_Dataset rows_
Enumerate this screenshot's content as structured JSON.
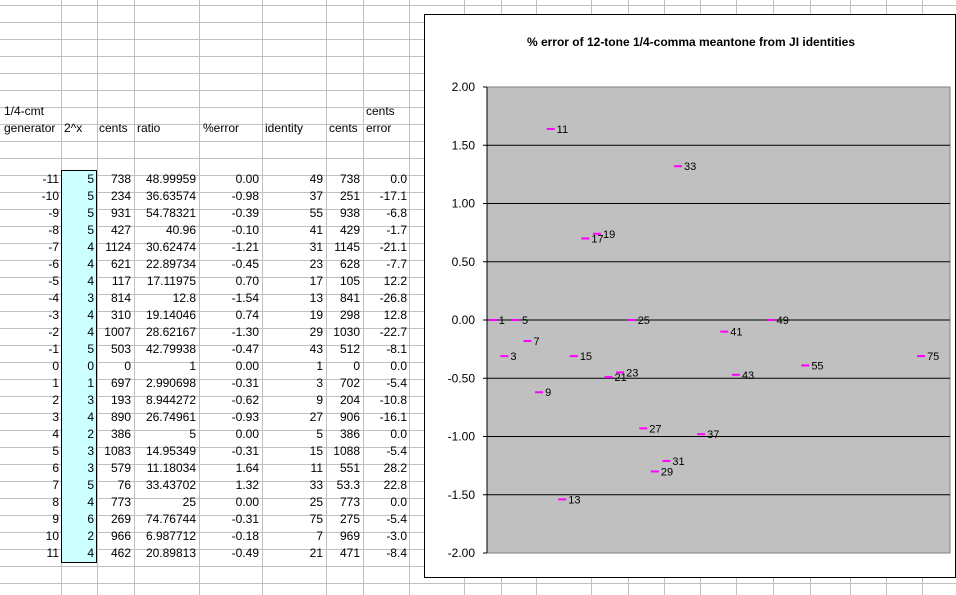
{
  "sheet": {
    "header_row1": {
      "generator": "1/4-cmt",
      "cents_error": "cents"
    },
    "header_row2": {
      "generator": "generator",
      "pow2": "2^x",
      "cents": "cents",
      "ratio": "ratio",
      "pct_error": "%error",
      "identity": "identity",
      "ji_cents": "cents",
      "cents_error": "error"
    },
    "rows": [
      {
        "gen": "-11",
        "pow2": "5",
        "cents": "738",
        "ratio": "48.99959",
        "pct": "0.00",
        "identity": "49",
        "jicents": "738",
        "cerr": "0.0"
      },
      {
        "gen": "-10",
        "pow2": "5",
        "cents": "234",
        "ratio": "36.63574",
        "pct": "-0.98",
        "identity": "37",
        "jicents": "251",
        "cerr": "-17.1"
      },
      {
        "gen": "-9",
        "pow2": "5",
        "cents": "931",
        "ratio": "54.78321",
        "pct": "-0.39",
        "identity": "55",
        "jicents": "938",
        "cerr": "-6.8"
      },
      {
        "gen": "-8",
        "pow2": "5",
        "cents": "427",
        "ratio": "40.96",
        "pct": "-0.10",
        "identity": "41",
        "jicents": "429",
        "cerr": "-1.7"
      },
      {
        "gen": "-7",
        "pow2": "4",
        "cents": "1124",
        "ratio": "30.62474",
        "pct": "-1.21",
        "identity": "31",
        "jicents": "1145",
        "cerr": "-21.1"
      },
      {
        "gen": "-6",
        "pow2": "4",
        "cents": "621",
        "ratio": "22.89734",
        "pct": "-0.45",
        "identity": "23",
        "jicents": "628",
        "cerr": "-7.7"
      },
      {
        "gen": "-5",
        "pow2": "4",
        "cents": "117",
        "ratio": "17.11975",
        "pct": "0.70",
        "identity": "17",
        "jicents": "105",
        "cerr": "12.2"
      },
      {
        "gen": "-4",
        "pow2": "3",
        "cents": "814",
        "ratio": "12.8",
        "pct": "-1.54",
        "identity": "13",
        "jicents": "841",
        "cerr": "-26.8"
      },
      {
        "gen": "-3",
        "pow2": "4",
        "cents": "310",
        "ratio": "19.14046",
        "pct": "0.74",
        "identity": "19",
        "jicents": "298",
        "cerr": "12.8"
      },
      {
        "gen": "-2",
        "pow2": "4",
        "cents": "1007",
        "ratio": "28.62167",
        "pct": "-1.30",
        "identity": "29",
        "jicents": "1030",
        "cerr": "-22.7"
      },
      {
        "gen": "-1",
        "pow2": "5",
        "cents": "503",
        "ratio": "42.79938",
        "pct": "-0.47",
        "identity": "43",
        "jicents": "512",
        "cerr": "-8.1"
      },
      {
        "gen": "0",
        "pow2": "0",
        "cents": "0",
        "ratio": "1",
        "pct": "0.00",
        "identity": "1",
        "jicents": "0",
        "cerr": "0.0"
      },
      {
        "gen": "1",
        "pow2": "1",
        "cents": "697",
        "ratio": "2.990698",
        "pct": "-0.31",
        "identity": "3",
        "jicents": "702",
        "cerr": "-5.4"
      },
      {
        "gen": "2",
        "pow2": "3",
        "cents": "193",
        "ratio": "8.944272",
        "pct": "-0.62",
        "identity": "9",
        "jicents": "204",
        "cerr": "-10.8"
      },
      {
        "gen": "3",
        "pow2": "4",
        "cents": "890",
        "ratio": "26.74961",
        "pct": "-0.93",
        "identity": "27",
        "jicents": "906",
        "cerr": "-16.1"
      },
      {
        "gen": "4",
        "pow2": "2",
        "cents": "386",
        "ratio": "5",
        "pct": "0.00",
        "identity": "5",
        "jicents": "386",
        "cerr": "0.0"
      },
      {
        "gen": "5",
        "pow2": "3",
        "cents": "1083",
        "ratio": "14.95349",
        "pct": "-0.31",
        "identity": "15",
        "jicents": "1088",
        "cerr": "-5.4"
      },
      {
        "gen": "6",
        "pow2": "3",
        "cents": "579",
        "ratio": "11.18034",
        "pct": "1.64",
        "identity": "11",
        "jicents": "551",
        "cerr": "28.2"
      },
      {
        "gen": "7",
        "pow2": "5",
        "cents": "76",
        "ratio": "33.43702",
        "pct": "1.32",
        "identity": "33",
        "jicents": "53.3",
        "cerr": "22.8"
      },
      {
        "gen": "8",
        "pow2": "4",
        "cents": "773",
        "ratio": "25",
        "pct": "0.00",
        "identity": "25",
        "jicents": "773",
        "cerr": "0.0"
      },
      {
        "gen": "9",
        "pow2": "6",
        "cents": "269",
        "ratio": "74.76744",
        "pct": "-0.31",
        "identity": "75",
        "jicents": "275",
        "cerr": "-5.4"
      },
      {
        "gen": "10",
        "pow2": "2",
        "cents": "966",
        "ratio": "6.987712",
        "pct": "-0.18",
        "identity": "7",
        "jicents": "969",
        "cerr": "-3.0"
      },
      {
        "gen": "11",
        "pow2": "4",
        "cents": "462",
        "ratio": "20.89813",
        "pct": "-0.49",
        "identity": "21",
        "jicents": "471",
        "cerr": "-8.4"
      }
    ]
  },
  "colors": {
    "gridline": "#c0c0c0",
    "highlight": "#ccffff",
    "plot_bg": "#c0c0c0",
    "marker": "#ff00ff"
  },
  "chart_data": {
    "type": "scatter",
    "title": "% error of 12-tone 1/4-comma meantone from JI identities",
    "xlabel": "",
    "ylabel": "",
    "ylim": [
      -2.0,
      2.0
    ],
    "xlim": [
      0,
      80
    ],
    "y_ticks": [
      "2.00",
      "1.50",
      "1.00",
      "0.50",
      "0.00",
      "-0.50",
      "-1.00",
      "-1.50",
      "-2.00"
    ],
    "grid": true,
    "legend": "none",
    "points": [
      {
        "x": 1,
        "y": 0.0,
        "label": "1"
      },
      {
        "x": 3,
        "y": -0.31,
        "label": "3"
      },
      {
        "x": 5,
        "y": 0.0,
        "label": "5"
      },
      {
        "x": 7,
        "y": -0.18,
        "label": "7"
      },
      {
        "x": 9,
        "y": -0.62,
        "label": "9"
      },
      {
        "x": 11,
        "y": 1.64,
        "label": "11"
      },
      {
        "x": 13,
        "y": -1.54,
        "label": "13"
      },
      {
        "x": 15,
        "y": -0.31,
        "label": "15"
      },
      {
        "x": 17,
        "y": 0.7,
        "label": "17"
      },
      {
        "x": 19,
        "y": 0.74,
        "label": "19"
      },
      {
        "x": 21,
        "y": -0.49,
        "label": "21"
      },
      {
        "x": 23,
        "y": -0.45,
        "label": "23"
      },
      {
        "x": 25,
        "y": 0.0,
        "label": "25"
      },
      {
        "x": 27,
        "y": -0.93,
        "label": "27"
      },
      {
        "x": 29,
        "y": -1.3,
        "label": "29"
      },
      {
        "x": 31,
        "y": -1.21,
        "label": "31"
      },
      {
        "x": 33,
        "y": 1.32,
        "label": "33"
      },
      {
        "x": 37,
        "y": -0.98,
        "label": "37"
      },
      {
        "x": 41,
        "y": -0.1,
        "label": "41"
      },
      {
        "x": 43,
        "y": -0.47,
        "label": "43"
      },
      {
        "x": 49,
        "y": 0.0,
        "label": "49"
      },
      {
        "x": 55,
        "y": -0.39,
        "label": "55"
      },
      {
        "x": 75,
        "y": -0.31,
        "label": "75"
      }
    ]
  }
}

_Task_
Take the listing above and print it exactly, apart from the pictures.

_Exercise result_
Enumerate this screenshot's content as structured JSON.
{
  "sheet": {
    "header_row1": {
      "generator": "1/4-cmt",
      "cents_error": "cents"
    },
    "header_row2": {
      "generator": "generator",
      "pow2": "2^x",
      "cents": "cents",
      "ratio": "ratio",
      "pct_error": "%error",
      "identity": "identity",
      "ji_cents": "cents",
      "cents_error": "error"
    },
    "rows": [
      {
        "gen": "-11",
        "pow2": "5",
        "cents": "738",
        "ratio": "48.99959",
        "pct": "0.00",
        "identity": "49",
        "jicents": "738",
        "cerr": "0.0"
      },
      {
        "gen": "-10",
        "pow2": "5",
        "cents": "234",
        "ratio": "36.63574",
        "pct": "-0.98",
        "identity": "37",
        "jicents": "251",
        "cerr": "-17.1"
      },
      {
        "gen": "-9",
        "pow2": "5",
        "cents": "931",
        "ratio": "54.78321",
        "pct": "-0.39",
        "identity": "55",
        "jicents": "938",
        "cerr": "-6.8"
      },
      {
        "gen": "-8",
        "pow2": "5",
        "cents": "427",
        "ratio": "40.96",
        "pct": "-0.10",
        "identity": "41",
        "jicents": "429",
        "cerr": "-1.7"
      },
      {
        "gen": "-7",
        "pow2": "4",
        "cents": "1124",
        "ratio": "30.62474",
        "pct": "-1.21",
        "identity": "31",
        "jicents": "1145",
        "cerr": "-21.1"
      },
      {
        "gen": "-6",
        "pow2": "4",
        "cents": "621",
        "ratio": "22.89734",
        "pct": "-0.45",
        "identity": "23",
        "jicents": "628",
        "cerr": "-7.7"
      },
      {
        "gen": "-5",
        "pow2": "4",
        "cents": "117",
        "ratio": "17.11975",
        "pct": "0.70",
        "identity": "17",
        "jicents": "105",
        "cerr": "12.2"
      },
      {
        "gen": "-4",
        "pow2": "3",
        "cents": "814",
        "ratio": "12.8",
        "pct": "-1.54",
        "identity": "13",
        "jicents": "841",
        "cerr": "-26.8"
      },
      {
        "gen": "-3",
        "pow2": "4",
        "cents": "310",
        "ratio": "19.14046",
        "pct": "0.74",
        "identity": "19",
        "jicents": "298",
        "cerr": "12.8"
      },
      {
        "gen": "-2",
        "pow2": "4",
        "cents": "1007",
        "ratio": "28.62167",
        "pct": "-1.30",
        "identity": "29",
        "jicents": "1030",
        "cerr": "-22.7"
      },
      {
        "gen": "-1",
        "pow2": "5",
        "cents": "503",
        "ratio": "42.79938",
        "pct": "-0.47",
        "identity": "43",
        "jicents": "512",
        "cerr": "-8.1"
      },
      {
        "gen": "0",
        "pow2": "0",
        "cents": "0",
        "ratio": "1",
        "pct": "0.00",
        "identity": "1",
        "jicents": "0",
        "cerr": "0.0"
      },
      {
        "gen": "1",
        "pow2": "1",
        "cents": "697",
        "ratio": "2.990698",
        "pct": "-0.31",
        "identity": "3",
        "jicents": "702",
        "cerr": "-5.4"
      },
      {
        "gen": "2",
        "pow2": "3",
        "cents": "193",
        "ratio": "8.944272",
        "pct": "-0.62",
        "identity": "9",
        "jicents": "204",
        "cerr": "-10.8"
      },
      {
        "gen": "3",
        "pow2": "4",
        "cents": "890",
        "ratio": "26.74961",
        "pct": "-0.93",
        "identity": "27",
        "jicents": "906",
        "cerr": "-16.1"
      },
      {
        "gen": "4",
        "pow2": "2",
        "cents": "386",
        "ratio": "5",
        "pct": "0.00",
        "identity": "5",
        "jicents": "386",
        "cerr": "0.0"
      },
      {
        "gen": "5",
        "pow2": "3",
        "cents": "1083",
        "ratio": "14.95349",
        "pct": "-0.31",
        "identity": "15",
        "jicents": "1088",
        "cerr": "-5.4"
      },
      {
        "gen": "6",
        "pow2": "3",
        "cents": "579",
        "ratio": "11.18034",
        "pct": "1.64",
        "identity": "11",
        "jicents": "551",
        "cerr": "28.2"
      },
      {
        "gen": "7",
        "pow2": "5",
        "cents": "76",
        "ratio": "33.43702",
        "pct": "1.32",
        "identity": "33",
        "jicents": "53.3",
        "cerr": "22.8"
      },
      {
        "gen": "8",
        "pow2": "4",
        "cents": "773",
        "ratio": "25",
        "pct": "0.00",
        "identity": "25",
        "jicents": "773",
        "cerr": "0.0"
      },
      {
        "gen": "9",
        "pow2": "6",
        "cents": "269",
        "ratio": "74.76744",
        "pct": "-0.31",
        "identity": "75",
        "jicents": "275",
        "cerr": "-5.4"
      },
      {
        "gen": "10",
        "pow2": "2",
        "cents": "966",
        "ratio": "6.987712",
        "pct": "-0.18",
        "identity": "7",
        "jicents": "969",
        "cerr": "-3.0"
      },
      {
        "gen": "11",
        "pow2": "4",
        "cents": "462",
        "ratio": "20.89813",
        "pct": "-0.49",
        "identity": "21",
        "jicents": "471",
        "cerr": "-8.4"
      }
    ]
  },
  "colors": {
    "gridline": "#c0c0c0",
    "highlight": "#ccffff",
    "plot_bg": "#c0c0c0",
    "marker": "#ff00ff"
  },
  "chart_data": {
    "type": "scatter",
    "title": "% error of 12-tone 1/4-comma meantone from JI identities",
    "xlabel": "",
    "ylabel": "",
    "ylim": [
      -2.0,
      2.0
    ],
    "xlim": [
      0,
      80
    ],
    "y_ticks": [
      "2.00",
      "1.50",
      "1.00",
      "0.50",
      "0.00",
      "-0.50",
      "-1.00",
      "-1.50",
      "-2.00"
    ],
    "grid": true,
    "legend": "none",
    "points": [
      {
        "x": 1,
        "y": 0.0,
        "label": "1"
      },
      {
        "x": 3,
        "y": -0.31,
        "label": "3"
      },
      {
        "x": 5,
        "y": 0.0,
        "label": "5"
      },
      {
        "x": 7,
        "y": -0.18,
        "label": "7"
      },
      {
        "x": 9,
        "y": -0.62,
        "label": "9"
      },
      {
        "x": 11,
        "y": 1.64,
        "label": "11"
      },
      {
        "x": 13,
        "y": -1.54,
        "label": "13"
      },
      {
        "x": 15,
        "y": -0.31,
        "label": "15"
      },
      {
        "x": 17,
        "y": 0.7,
        "label": "17"
      },
      {
        "x": 19,
        "y": 0.74,
        "label": "19"
      },
      {
        "x": 21,
        "y": -0.49,
        "label": "21"
      },
      {
        "x": 23,
        "y": -0.45,
        "label": "23"
      },
      {
        "x": 25,
        "y": 0.0,
        "label": "25"
      },
      {
        "x": 27,
        "y": -0.93,
        "label": "27"
      },
      {
        "x": 29,
        "y": -1.3,
        "label": "29"
      },
      {
        "x": 31,
        "y": -1.21,
        "label": "31"
      },
      {
        "x": 33,
        "y": 1.32,
        "label": "33"
      },
      {
        "x": 37,
        "y": -0.98,
        "label": "37"
      },
      {
        "x": 41,
        "y": -0.1,
        "label": "41"
      },
      {
        "x": 43,
        "y": -0.47,
        "label": "43"
      },
      {
        "x": 49,
        "y": 0.0,
        "label": "49"
      },
      {
        "x": 55,
        "y": -0.39,
        "label": "55"
      },
      {
        "x": 75,
        "y": -0.31,
        "label": "75"
      }
    ]
  }
}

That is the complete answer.